SHORT EXERCISE:
Copy out only those lines running from the line with "Output a JSON" to the end of the listing, keeping each one exactly as it is.

>> START DATA SECTION

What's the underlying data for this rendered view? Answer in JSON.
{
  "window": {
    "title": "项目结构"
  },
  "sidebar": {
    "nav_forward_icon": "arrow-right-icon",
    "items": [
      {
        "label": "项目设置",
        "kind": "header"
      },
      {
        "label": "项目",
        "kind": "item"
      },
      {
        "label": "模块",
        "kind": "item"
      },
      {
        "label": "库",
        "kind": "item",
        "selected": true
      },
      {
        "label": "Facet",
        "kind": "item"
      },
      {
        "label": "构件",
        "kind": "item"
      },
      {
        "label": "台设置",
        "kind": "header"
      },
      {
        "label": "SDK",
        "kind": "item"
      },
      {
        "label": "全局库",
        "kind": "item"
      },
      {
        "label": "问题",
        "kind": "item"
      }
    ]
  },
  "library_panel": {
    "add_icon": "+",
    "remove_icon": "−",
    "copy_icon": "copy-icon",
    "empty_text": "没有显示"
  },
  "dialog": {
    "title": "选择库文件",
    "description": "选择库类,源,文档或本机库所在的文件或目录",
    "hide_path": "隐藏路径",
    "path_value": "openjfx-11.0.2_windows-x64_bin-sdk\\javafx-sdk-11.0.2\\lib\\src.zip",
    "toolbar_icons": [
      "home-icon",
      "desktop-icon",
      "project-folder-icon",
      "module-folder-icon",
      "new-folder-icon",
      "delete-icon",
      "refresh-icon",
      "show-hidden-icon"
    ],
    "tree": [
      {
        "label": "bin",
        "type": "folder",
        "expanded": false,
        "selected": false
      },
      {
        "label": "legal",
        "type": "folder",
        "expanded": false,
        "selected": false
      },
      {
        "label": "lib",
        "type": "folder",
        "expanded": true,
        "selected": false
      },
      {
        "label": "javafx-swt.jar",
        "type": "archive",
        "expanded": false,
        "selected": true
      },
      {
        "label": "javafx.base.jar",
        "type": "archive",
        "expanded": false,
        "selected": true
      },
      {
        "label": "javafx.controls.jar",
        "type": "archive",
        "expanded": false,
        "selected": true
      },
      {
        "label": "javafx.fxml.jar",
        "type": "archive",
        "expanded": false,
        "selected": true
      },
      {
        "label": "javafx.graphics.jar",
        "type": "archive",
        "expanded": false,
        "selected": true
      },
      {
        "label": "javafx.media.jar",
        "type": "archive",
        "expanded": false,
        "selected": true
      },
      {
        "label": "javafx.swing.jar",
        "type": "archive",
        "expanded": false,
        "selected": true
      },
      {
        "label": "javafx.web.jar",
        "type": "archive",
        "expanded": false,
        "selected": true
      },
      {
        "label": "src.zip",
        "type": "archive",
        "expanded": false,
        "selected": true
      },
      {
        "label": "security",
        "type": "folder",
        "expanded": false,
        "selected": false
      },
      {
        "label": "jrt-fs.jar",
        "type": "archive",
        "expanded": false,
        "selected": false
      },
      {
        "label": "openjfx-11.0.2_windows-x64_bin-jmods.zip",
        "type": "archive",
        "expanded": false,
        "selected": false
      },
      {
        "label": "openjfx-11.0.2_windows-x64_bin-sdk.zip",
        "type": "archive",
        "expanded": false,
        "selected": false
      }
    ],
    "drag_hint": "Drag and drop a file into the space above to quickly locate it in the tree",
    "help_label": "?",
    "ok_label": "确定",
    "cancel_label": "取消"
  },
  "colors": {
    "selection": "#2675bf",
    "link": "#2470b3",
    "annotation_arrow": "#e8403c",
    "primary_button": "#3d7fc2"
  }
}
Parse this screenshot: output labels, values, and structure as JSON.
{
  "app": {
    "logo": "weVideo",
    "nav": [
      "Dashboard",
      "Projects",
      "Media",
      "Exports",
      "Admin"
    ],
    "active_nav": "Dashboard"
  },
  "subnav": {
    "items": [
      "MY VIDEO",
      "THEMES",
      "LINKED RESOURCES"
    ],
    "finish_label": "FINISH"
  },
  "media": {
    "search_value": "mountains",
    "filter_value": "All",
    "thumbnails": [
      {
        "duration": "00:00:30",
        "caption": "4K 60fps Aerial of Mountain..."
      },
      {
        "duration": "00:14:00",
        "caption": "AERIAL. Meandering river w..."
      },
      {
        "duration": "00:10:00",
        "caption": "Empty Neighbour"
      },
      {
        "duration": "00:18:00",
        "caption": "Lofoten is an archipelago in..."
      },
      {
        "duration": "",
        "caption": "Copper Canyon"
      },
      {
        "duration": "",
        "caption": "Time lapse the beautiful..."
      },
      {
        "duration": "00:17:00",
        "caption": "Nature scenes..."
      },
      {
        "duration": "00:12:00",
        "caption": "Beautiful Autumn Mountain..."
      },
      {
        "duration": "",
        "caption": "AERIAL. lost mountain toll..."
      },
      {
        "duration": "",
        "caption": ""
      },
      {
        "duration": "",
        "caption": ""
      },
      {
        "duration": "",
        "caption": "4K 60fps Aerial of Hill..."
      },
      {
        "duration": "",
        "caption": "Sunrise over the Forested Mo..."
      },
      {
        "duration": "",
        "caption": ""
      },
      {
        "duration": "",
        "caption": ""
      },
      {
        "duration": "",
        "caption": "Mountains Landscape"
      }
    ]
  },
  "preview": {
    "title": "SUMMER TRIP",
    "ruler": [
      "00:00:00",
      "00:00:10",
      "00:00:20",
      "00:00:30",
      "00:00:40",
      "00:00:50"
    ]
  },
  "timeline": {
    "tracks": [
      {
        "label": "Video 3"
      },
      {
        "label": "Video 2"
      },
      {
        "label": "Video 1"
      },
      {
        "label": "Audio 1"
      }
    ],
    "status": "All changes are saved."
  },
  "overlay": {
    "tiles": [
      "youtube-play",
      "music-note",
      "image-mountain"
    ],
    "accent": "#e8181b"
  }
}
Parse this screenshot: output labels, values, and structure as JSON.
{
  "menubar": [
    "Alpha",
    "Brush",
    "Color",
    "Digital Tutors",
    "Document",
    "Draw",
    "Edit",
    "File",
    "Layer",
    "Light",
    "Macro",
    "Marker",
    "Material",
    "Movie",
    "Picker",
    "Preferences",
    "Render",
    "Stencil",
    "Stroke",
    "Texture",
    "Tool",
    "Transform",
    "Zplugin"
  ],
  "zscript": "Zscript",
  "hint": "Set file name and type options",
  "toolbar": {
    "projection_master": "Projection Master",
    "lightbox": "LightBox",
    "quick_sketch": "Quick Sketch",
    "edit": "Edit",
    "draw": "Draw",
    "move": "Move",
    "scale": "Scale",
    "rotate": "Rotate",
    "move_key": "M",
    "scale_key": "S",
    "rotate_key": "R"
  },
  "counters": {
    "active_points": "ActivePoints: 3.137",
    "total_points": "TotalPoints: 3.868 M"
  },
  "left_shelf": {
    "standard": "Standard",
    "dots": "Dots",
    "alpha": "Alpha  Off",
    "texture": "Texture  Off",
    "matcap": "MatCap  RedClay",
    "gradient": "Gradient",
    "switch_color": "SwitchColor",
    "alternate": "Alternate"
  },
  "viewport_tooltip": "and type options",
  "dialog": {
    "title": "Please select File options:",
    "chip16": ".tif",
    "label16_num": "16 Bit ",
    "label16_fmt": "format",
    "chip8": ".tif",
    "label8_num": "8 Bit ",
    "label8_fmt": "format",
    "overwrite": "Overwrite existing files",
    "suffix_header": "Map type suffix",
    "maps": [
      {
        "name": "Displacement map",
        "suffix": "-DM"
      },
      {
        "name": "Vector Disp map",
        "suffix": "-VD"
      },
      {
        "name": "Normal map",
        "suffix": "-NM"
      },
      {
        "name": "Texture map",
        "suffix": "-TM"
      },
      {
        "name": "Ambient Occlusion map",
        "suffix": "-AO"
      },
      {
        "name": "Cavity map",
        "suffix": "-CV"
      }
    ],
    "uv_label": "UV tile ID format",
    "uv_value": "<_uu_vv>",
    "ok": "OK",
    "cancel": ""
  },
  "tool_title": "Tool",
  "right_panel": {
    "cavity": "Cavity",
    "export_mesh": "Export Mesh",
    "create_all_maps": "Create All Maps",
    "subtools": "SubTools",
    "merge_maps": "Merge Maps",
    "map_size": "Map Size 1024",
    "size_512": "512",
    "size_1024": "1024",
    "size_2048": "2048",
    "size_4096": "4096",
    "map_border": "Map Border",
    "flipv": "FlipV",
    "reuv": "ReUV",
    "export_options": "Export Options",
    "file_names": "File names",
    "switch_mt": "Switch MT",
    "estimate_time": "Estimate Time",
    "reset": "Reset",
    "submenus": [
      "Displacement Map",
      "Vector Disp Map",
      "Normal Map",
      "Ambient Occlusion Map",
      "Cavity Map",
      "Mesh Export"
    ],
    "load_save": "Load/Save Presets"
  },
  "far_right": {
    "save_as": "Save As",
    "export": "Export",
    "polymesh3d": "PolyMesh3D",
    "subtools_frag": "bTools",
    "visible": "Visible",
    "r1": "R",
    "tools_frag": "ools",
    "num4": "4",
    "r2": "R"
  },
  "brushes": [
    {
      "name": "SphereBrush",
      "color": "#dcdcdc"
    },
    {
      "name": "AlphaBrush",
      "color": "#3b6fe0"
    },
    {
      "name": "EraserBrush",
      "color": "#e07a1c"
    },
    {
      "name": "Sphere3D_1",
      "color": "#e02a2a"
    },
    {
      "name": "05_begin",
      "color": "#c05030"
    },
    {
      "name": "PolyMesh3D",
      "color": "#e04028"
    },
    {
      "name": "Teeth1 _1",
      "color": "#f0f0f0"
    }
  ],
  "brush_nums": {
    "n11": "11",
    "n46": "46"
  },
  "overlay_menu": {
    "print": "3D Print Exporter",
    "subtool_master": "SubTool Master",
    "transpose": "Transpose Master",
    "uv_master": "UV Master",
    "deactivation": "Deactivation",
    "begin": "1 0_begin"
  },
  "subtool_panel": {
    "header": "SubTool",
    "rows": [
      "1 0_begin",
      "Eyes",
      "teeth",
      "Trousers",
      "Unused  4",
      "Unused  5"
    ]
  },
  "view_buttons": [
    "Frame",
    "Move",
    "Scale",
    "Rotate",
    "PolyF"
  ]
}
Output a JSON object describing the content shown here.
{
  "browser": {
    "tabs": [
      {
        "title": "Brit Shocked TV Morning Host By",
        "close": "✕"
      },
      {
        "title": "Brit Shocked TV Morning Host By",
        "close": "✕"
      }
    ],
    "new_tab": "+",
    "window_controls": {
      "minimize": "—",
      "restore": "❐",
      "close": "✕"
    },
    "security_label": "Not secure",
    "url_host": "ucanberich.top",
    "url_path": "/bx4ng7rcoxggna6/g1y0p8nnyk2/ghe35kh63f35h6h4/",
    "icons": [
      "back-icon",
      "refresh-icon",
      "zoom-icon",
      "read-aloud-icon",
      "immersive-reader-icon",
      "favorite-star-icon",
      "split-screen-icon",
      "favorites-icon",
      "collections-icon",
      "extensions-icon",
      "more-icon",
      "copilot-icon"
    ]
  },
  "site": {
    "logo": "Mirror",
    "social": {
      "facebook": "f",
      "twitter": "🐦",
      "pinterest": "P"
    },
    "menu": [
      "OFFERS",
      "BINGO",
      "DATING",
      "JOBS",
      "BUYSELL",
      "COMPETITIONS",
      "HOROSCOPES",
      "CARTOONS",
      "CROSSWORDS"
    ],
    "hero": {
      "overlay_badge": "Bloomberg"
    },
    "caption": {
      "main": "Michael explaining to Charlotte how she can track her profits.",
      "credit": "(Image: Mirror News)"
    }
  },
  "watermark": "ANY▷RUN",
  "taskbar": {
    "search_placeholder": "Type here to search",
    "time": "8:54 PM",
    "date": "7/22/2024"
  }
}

>> END DATA SECTION

SOLUTION BELOW:
Output a JSON object describing the content shown here.
{
  "browser": {
    "tabs": [
      {
        "title": "Brit Shocked TV Morning Host By",
        "close": "✕"
      },
      {
        "title": "Brit Shocked TV Morning Host By",
        "close": "✕"
      }
    ],
    "new_tab": "+",
    "window_controls": {
      "minimize": "—",
      "restore": "❐",
      "close": "✕"
    },
    "security_label": "Not secure",
    "url_host": "ucanberich.top",
    "url_path": "/bx4ng7rcoxggna6/g1y0p8nnyk2/ghe35kh63f35h6h4/",
    "icons": [
      "back-icon",
      "refresh-icon",
      "zoom-icon",
      "read-aloud-icon",
      "immersive-reader-icon",
      "favorite-star-icon",
      "split-screen-icon",
      "favorites-icon",
      "collections-icon",
      "extensions-icon",
      "more-icon",
      "copilot-icon"
    ]
  },
  "site": {
    "logo": "Mirror",
    "social": {
      "facebook": "f",
      "twitter": "🐦",
      "pinterest": "P"
    },
    "menu": [
      "OFFERS",
      "BINGO",
      "DATING",
      "JOBS",
      "BUYSELL",
      "COMPETITIONS",
      "HOROSCOPES",
      "CARTOONS",
      "CROSSWORDS"
    ],
    "hero": {
      "overlay_badge": "Bloomberg"
    },
    "caption": {
      "main": "Michael explaining to Charlotte how she can track her profits.",
      "credit": "(Image: Mirror News)"
    }
  },
  "watermark": "ANY▷RUN",
  "taskbar": {
    "search_placeholder": "Type here to search",
    "time": "8:54 PM",
    "date": "7/22/2024"
  }
}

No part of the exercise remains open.